/---
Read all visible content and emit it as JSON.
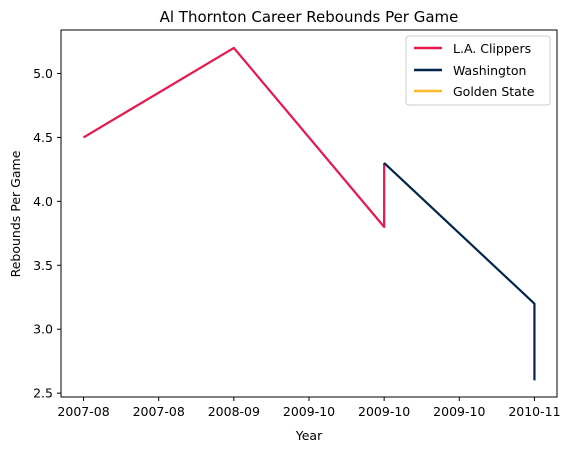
{
  "chart_data": {
    "type": "line",
    "title": "Al Thornton Career Rebounds Per Game",
    "xlabel": "Year",
    "ylabel": "Rebounds Per Game",
    "x_ticks": [
      "2007-08",
      "2007-08",
      "2008-09",
      "2009-10",
      "2009-10",
      "2009-10",
      "2010-11"
    ],
    "y_ticks": [
      "2.5",
      "3.0",
      "3.5",
      "4.0",
      "4.5",
      "5.0"
    ],
    "ylim": [
      2.47,
      5.34
    ],
    "xlim": [
      -0.15,
      3.15
    ],
    "grid": false,
    "legend_position": "top-right",
    "series": [
      {
        "name": "L.A. Clippers",
        "color": "#e8174c",
        "x": [
          0,
          1,
          2,
          2
        ],
        "values": [
          4.5,
          5.2,
          3.8,
          4.3
        ]
      },
      {
        "name": "Washington",
        "color": "#00264d",
        "x": [
          2,
          3,
          3
        ],
        "values": [
          4.3,
          3.2,
          2.6
        ]
      },
      {
        "name": "Golden State",
        "color": "#fdb927",
        "x": [],
        "values": []
      }
    ]
  }
}
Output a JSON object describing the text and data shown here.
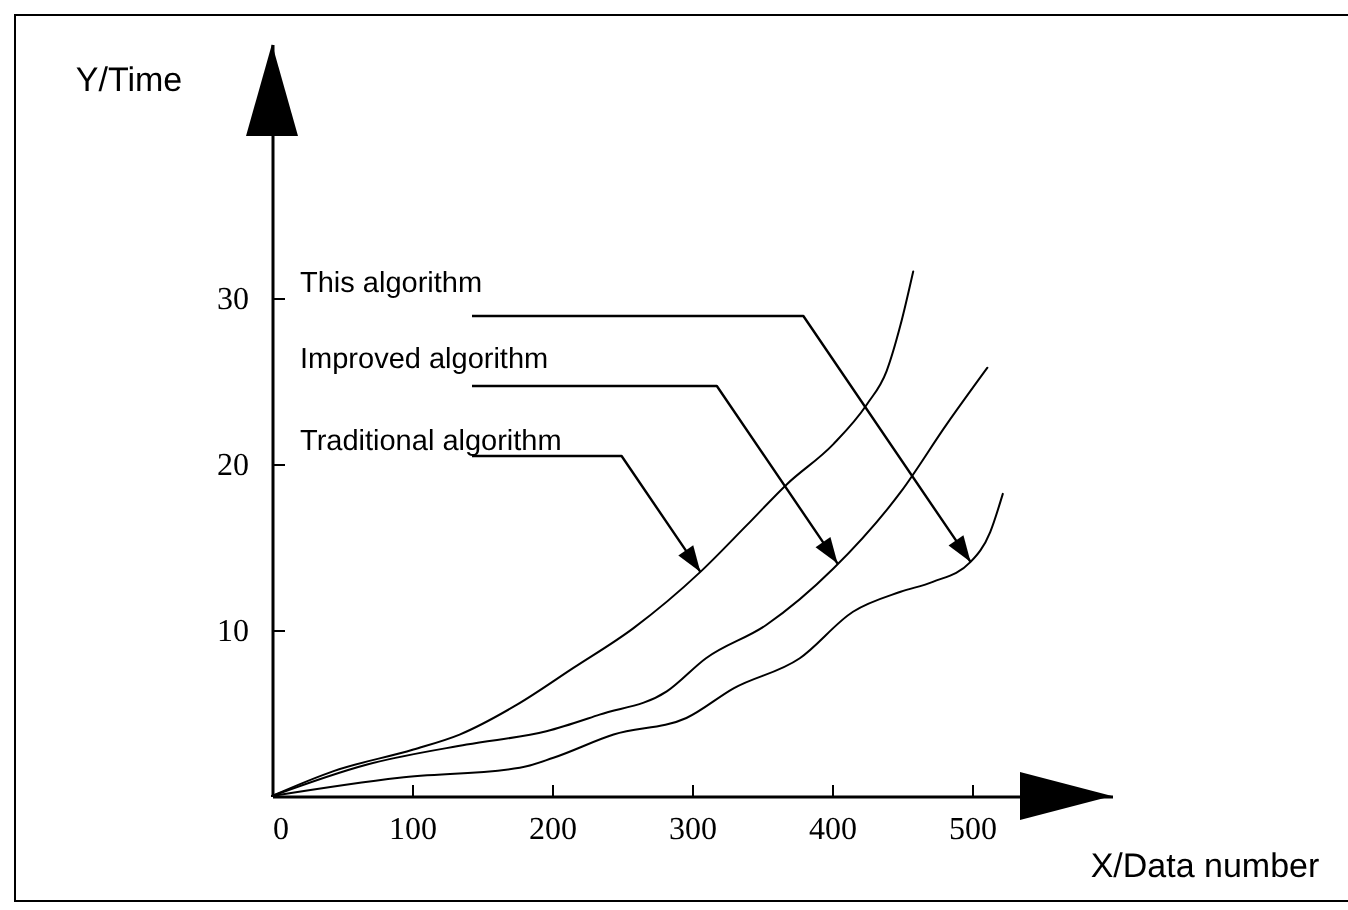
{
  "chart_data": {
    "type": "line",
    "xlabel": "X/Data number",
    "ylabel": "Y/Time",
    "xlim": [
      0,
      600
    ],
    "ylim": [
      0,
      45.3
    ],
    "xticks": [
      0,
      100,
      200,
      300,
      400,
      500
    ],
    "yticks": [
      10,
      20,
      30
    ],
    "grid": false,
    "marker": "none",
    "line_style": "solid",
    "series": [
      {
        "color": "#000000",
        "x": [
          0,
          44,
          101,
          134,
          175,
          215,
          258,
          306,
          339,
          368,
          401,
          425,
          439,
          449,
          458
        ],
        "values": [
          0,
          1.5,
          2.8,
          3.7,
          5.5,
          7.7,
          10.1,
          13.5,
          16.3,
          18.8,
          21.2,
          23.6,
          25.6,
          28.4,
          31.6
        ]
      },
      {
        "color": "#000000",
        "x": [
          0,
          68,
          139,
          196,
          234,
          282,
          310,
          353,
          401,
          449,
          482,
          511
        ],
        "values": [
          0,
          1.9,
          3.1,
          3.9,
          4.9,
          6.3,
          8.3,
          10.3,
          13.7,
          18.3,
          22.4,
          25.8
        ]
      },
      {
        "color": "#000000",
        "x": [
          0,
          91,
          177,
          201,
          244,
          296,
          330,
          377,
          415,
          449,
          472,
          499,
          513,
          522
        ],
        "values": [
          0,
          1.1,
          1.7,
          2.3,
          3.7,
          4.7,
          6.5,
          8.3,
          11.1,
          12.3,
          12.9,
          14.1,
          15.9,
          18.2
        ]
      }
    ],
    "annotations": [
      {
        "text": "This algorithm",
        "x": 499,
        "y": 14.1
      },
      {
        "text": "Improved algorithm",
        "x": 404,
        "y": 14
      },
      {
        "text": "Traditional algorithm",
        "x": 306,
        "y": 13.5
      }
    ]
  }
}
\---
What needs to be done
Which lines hold the word "text"? Copy every one of them.

Answer to this exercise
Output a JSON object describing the text and data shown here.
        "text": "This algorithm",
        "text": "Improved algorithm",
        "text": "Traditional algorithm",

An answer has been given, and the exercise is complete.